_Problem details_. Exactly repeat all the records below, omitting the images they hold.

Recorded data
----

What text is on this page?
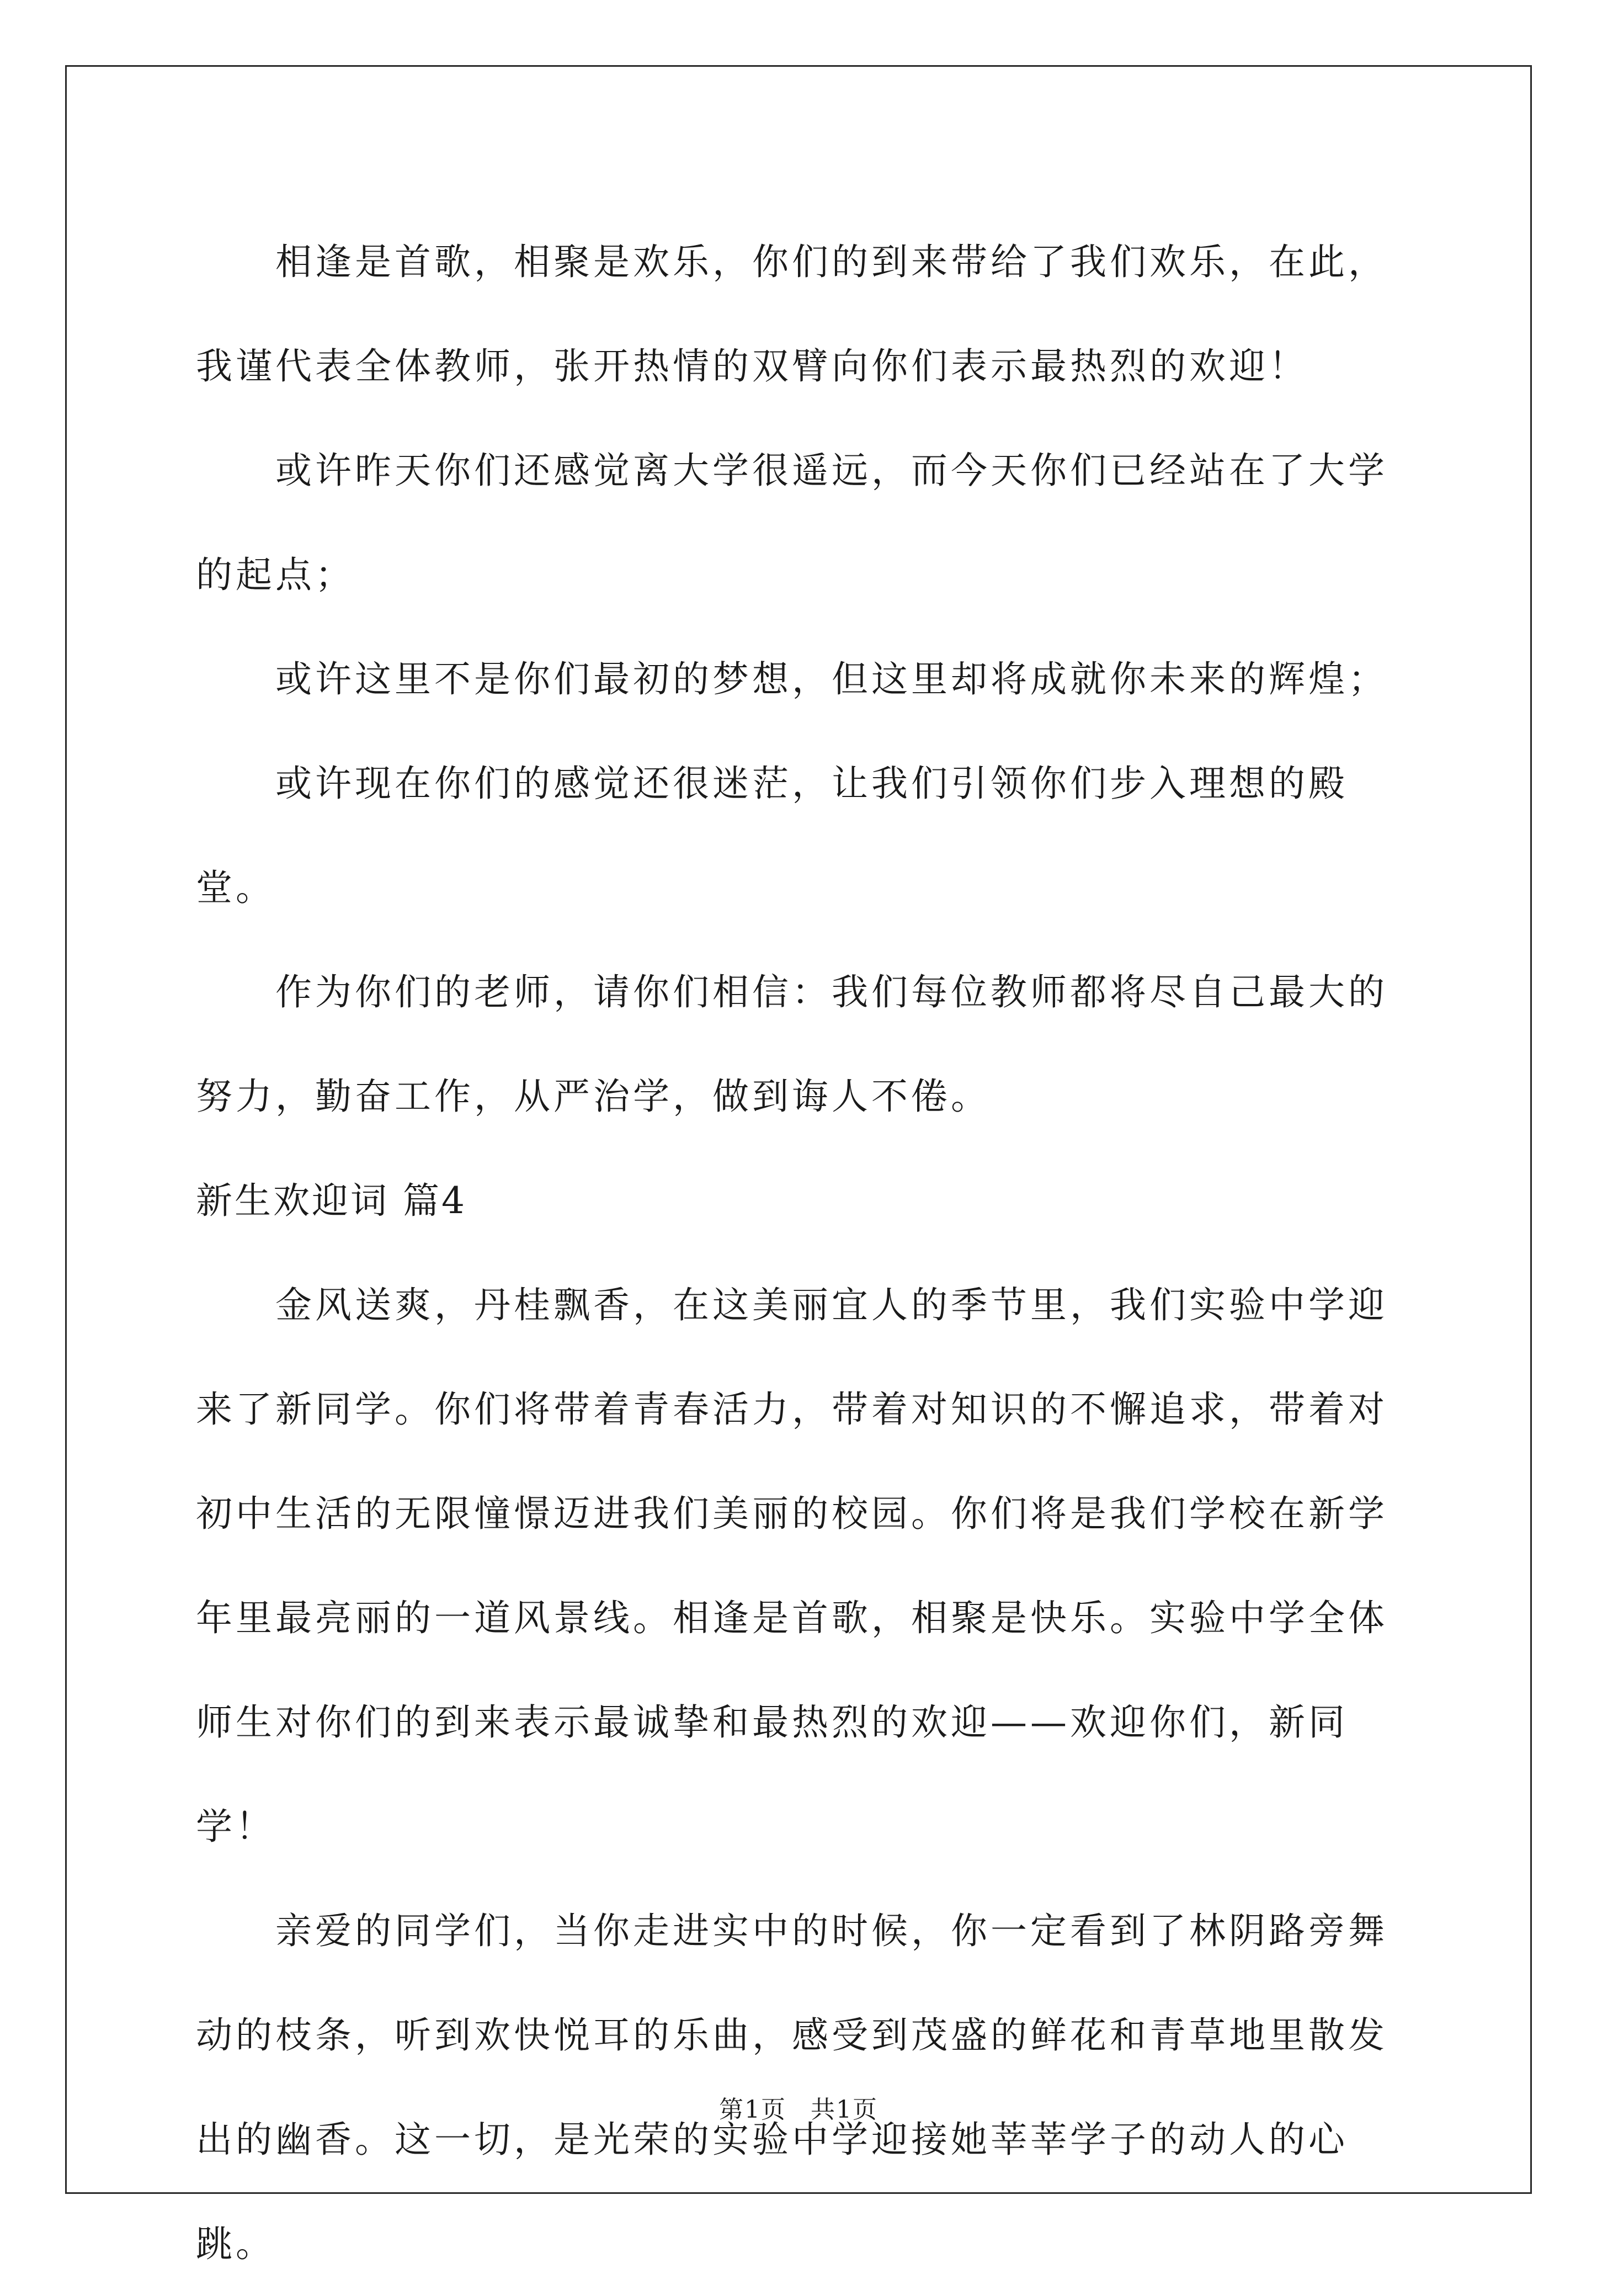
相逢是首歌，相聚是欢乐，你们的到来带给了我们欢乐，在此，我谨代表全体教师，张开热情的双臂向你们表示最热烈的欢迎！

或许昨天你们还感觉离大学很遥远，而今天你们已经站在了大学的起点；

或许这里不是你们最初的梦想，但这里却将成就你未来的辉煌；

或许现在你们的感觉还很迷茫，让我们引领你们步入理想的殿堂。

作为你们的老师，请你们相信：我们每位教师都将尽自己最大的努力，勤奋工作，从严治学，做到诲人不倦。

新生欢迎词 篇4

金风送爽，丹桂飘香，在这美丽宜人的季节里，我们实验中学迎来了新同学。你们将带着青春活力，带着对知识的不懈追求，带着对初中生活的无限憧憬迈进我们美丽的校园。你们将是我们学校在新学年里最亮丽的一道风景线。相逢是首歌，相聚是快乐。实验中学全体师生对你们的到来表示最诚挚和最热烈的欢迎——欢迎你们，新同学！

亲爱的同学们，当你走进实中的时候，你一定看到了林阴路旁舞动的枝条，听到欢快悦耳的乐曲，感受到茂盛的鲜花和青草地里散发出的幽香。这一切，是光荣的实验中学迎接她莘莘学子的动人的心跳。

第1页 共1页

----

_Full solution_.
What text is on this page?
相逢是首歌，相聚是欢乐，你们的到来带给了我们欢乐，在此，我谨代表全体教师，张开热情的双臂向你们表示最热烈的欢迎！

或许昨天你们还感觉离大学很遥远，而今天你们已经站在了大学的起点；

或许这里不是你们最初的梦想，但这里却将成就你未来的辉煌；

或许现在你们的感觉还很迷茫，让我们引领你们步入理想的殿堂。

作为你们的老师，请你们相信：我们每位教师都将尽自己最大的努力，勤奋工作，从严治学，做到诲人不倦。

新生欢迎词 篇4

金风送爽，丹桂飘香，在这美丽宜人的季节里，我们实验中学迎来了新同学。你们将带着青春活力，带着对知识的不懈追求，带着对初中生活的无限憧憬迈进我们美丽的校园。你们将是我们学校在新学年里最亮丽的一道风景线。相逢是首歌，相聚是快乐。实验中学全体师生对你们的到来表示最诚挚和最热烈的欢迎——欢迎你们，新同学！

亲爱的同学们，当你走进实中的时候，你一定看到了林阴路旁舞动的枝条，听到欢快悦耳的乐曲，感受到茂盛的鲜花和青草地里散发出的幽香。这一切，是光荣的实验中学迎接她莘莘学子的动人的心跳。

第1页 共1页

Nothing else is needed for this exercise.